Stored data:
· · · · · · ·

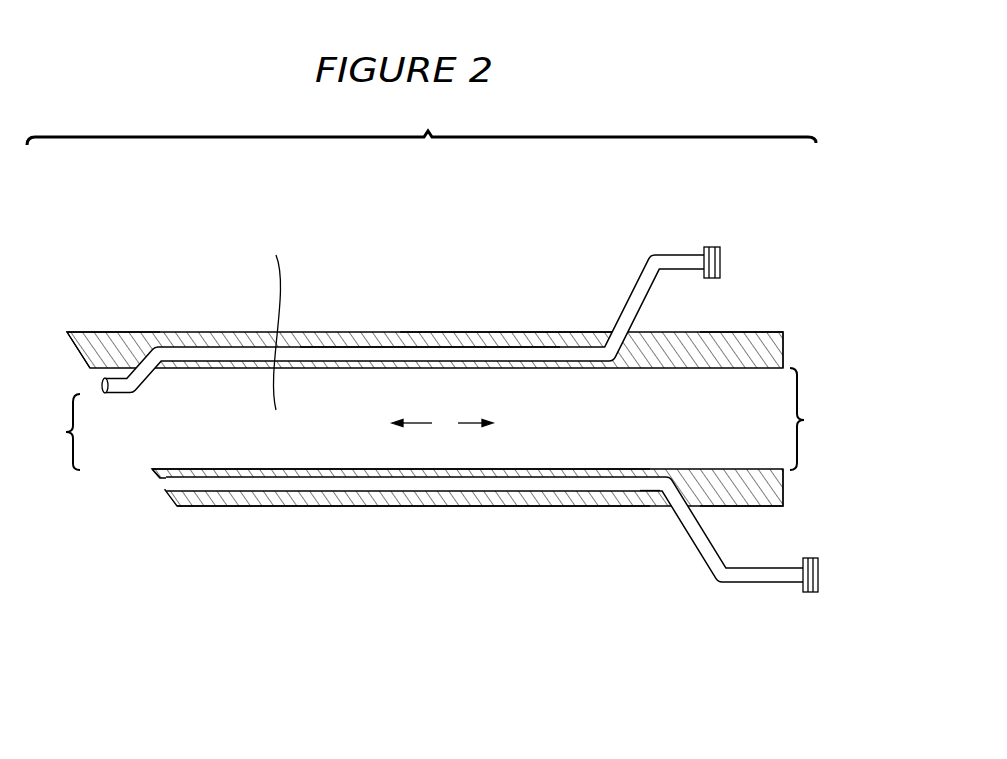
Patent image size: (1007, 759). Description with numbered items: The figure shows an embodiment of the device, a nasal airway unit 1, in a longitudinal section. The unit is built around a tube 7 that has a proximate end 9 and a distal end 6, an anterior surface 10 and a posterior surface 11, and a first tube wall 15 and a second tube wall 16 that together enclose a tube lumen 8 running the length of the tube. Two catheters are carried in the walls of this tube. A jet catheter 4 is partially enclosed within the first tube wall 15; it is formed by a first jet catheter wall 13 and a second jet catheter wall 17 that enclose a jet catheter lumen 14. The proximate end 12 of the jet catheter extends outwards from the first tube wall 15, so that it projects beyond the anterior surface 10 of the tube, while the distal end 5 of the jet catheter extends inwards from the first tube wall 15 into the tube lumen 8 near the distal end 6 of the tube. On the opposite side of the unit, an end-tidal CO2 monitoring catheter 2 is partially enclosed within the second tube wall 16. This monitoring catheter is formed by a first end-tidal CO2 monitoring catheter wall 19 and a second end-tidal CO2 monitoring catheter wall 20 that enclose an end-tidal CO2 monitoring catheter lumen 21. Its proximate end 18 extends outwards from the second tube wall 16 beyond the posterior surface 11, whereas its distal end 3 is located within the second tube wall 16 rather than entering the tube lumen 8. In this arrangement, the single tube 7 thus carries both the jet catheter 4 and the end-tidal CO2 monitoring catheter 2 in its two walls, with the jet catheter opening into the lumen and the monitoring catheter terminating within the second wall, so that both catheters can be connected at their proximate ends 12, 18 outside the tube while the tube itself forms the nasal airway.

The nasal airway unit 1 is at (421, 126).
The end-tidal CO2 monitoring catheter 2 is at (496, 567).
The distal end of end-tidal CO2 monitoring catheter 3 is at (145, 487).
The jet catheter 4 is at (384, 304).
The distal end of jet catheter 5 is at (100, 383).
The distal end of tube 6 is at (64, 432).
The tube 7 is at (277, 320).
The tube lumen 8 is at (442, 422).
The proximate end of tube 9 is at (805, 419).
The anterior surface 10 is at (425, 305).
The posterior surface 11 is at (474, 492).
The proximate end of jet catheter 12 is at (716, 247).
The first jet catheter wall 13 is at (512, 346).
The jet catheter lumen 14 is at (157, 352).
The first tube wall 15 is at (770, 332).
The second tube wall 16 is at (770, 506).
The second jet catheter wall 17 is at (548, 352).
The proximate end of end-tidal CO2 monitoring catheter 18 is at (812, 594).
The first end-tidal CO2 monitoring catheter wall 19 is at (325, 469).
The second end-tidal CO2 monitoring catheter wall 20 is at (382, 507).
The end-tidal CO2 monitoring catheter lumen 21 is at (662, 492).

· · · · · · ·

WHAT YOU ARE ASKED TO DO. Write out the entries again with "longitudinal section" switched to "lengthwise section" and everything else unchanged. Leave the pictures out of your answer.

ANSWER TO THIS EXERCISE.
Patent image size: (1007, 759). Description with numbered items: The figure shows an embodiment of the device, a nasal airway unit 1, in a lengthwise section. The unit is built around a tube 7 that has a proximate end 9 and a distal end 6, an anterior surface 10 and a posterior surface 11, and a first tube wall 15 and a second tube wall 16 that together enclose a tube lumen 8 running the length of the tube. Two catheters are carried in the walls of this tube. A jet catheter 4 is partially enclosed within the first tube wall 15; it is formed by a first jet catheter wall 13 and a second jet catheter wall 17 that enclose a jet catheter lumen 14. The proximate end 12 of the jet catheter extends outwards from the first tube wall 15, so that it projects beyond the anterior surface 10 of the tube, while the distal end 5 of the jet catheter extends inwards from the first tube wall 15 into the tube lumen 8 near the distal end 6 of the tube. On the opposite side of the unit, an end-tidal CO2 monitoring catheter 2 is partially enclosed within the second tube wall 16. This monitoring catheter is formed by a first end-tidal CO2 monitoring catheter wall 19 and a second end-tidal CO2 monitoring catheter wall 20 that enclose an end-tidal CO2 monitoring catheter lumen 21. Its proximate end 18 extends outwards from the second tube wall 16 beyond the posterior surface 11, whereas its distal end 3 is located within the second tube wall 16 rather than entering the tube lumen 8. In this arrangement, the single tube 7 thus carries both the jet catheter 4 and the end-tidal CO2 monitoring catheter 2 in its two walls, with the jet catheter opening into the lumen and the monitoring catheter terminating within the second wall, so that both catheters can be connected at their proximate ends 12, 18 outside the tube while the tube itself forms the nasal airway.

The nasal airway unit 1 is at (421, 126).
The end-tidal CO2 monitoring catheter 2 is at (496, 567).
The distal end of end-tidal CO2 monitoring catheter 3 is at (145, 487).
The jet catheter 4 is at (384, 304).
The distal end of jet catheter 5 is at (100, 383).
The distal end of tube 6 is at (64, 432).
The tube 7 is at (277, 320).
The tube lumen 8 is at (442, 422).
The proximate end of tube 9 is at (805, 419).
The anterior surface 10 is at (425, 305).
The posterior surface 11 is at (474, 492).
The proximate end of jet catheter 12 is at (716, 247).
The first jet catheter wall 13 is at (512, 346).
The jet catheter lumen 14 is at (157, 352).
The first tube wall 15 is at (770, 332).
The second tube wall 16 is at (770, 506).
The second jet catheter wall 17 is at (548, 352).
The proximate end of end-tidal CO2 monitoring catheter 18 is at (812, 594).
The first end-tidal CO2 monitoring catheter wall 19 is at (325, 469).
The second end-tidal CO2 monitoring catheter wall 20 is at (382, 507).
The end-tidal CO2 monitoring catheter lumen 21 is at (662, 492).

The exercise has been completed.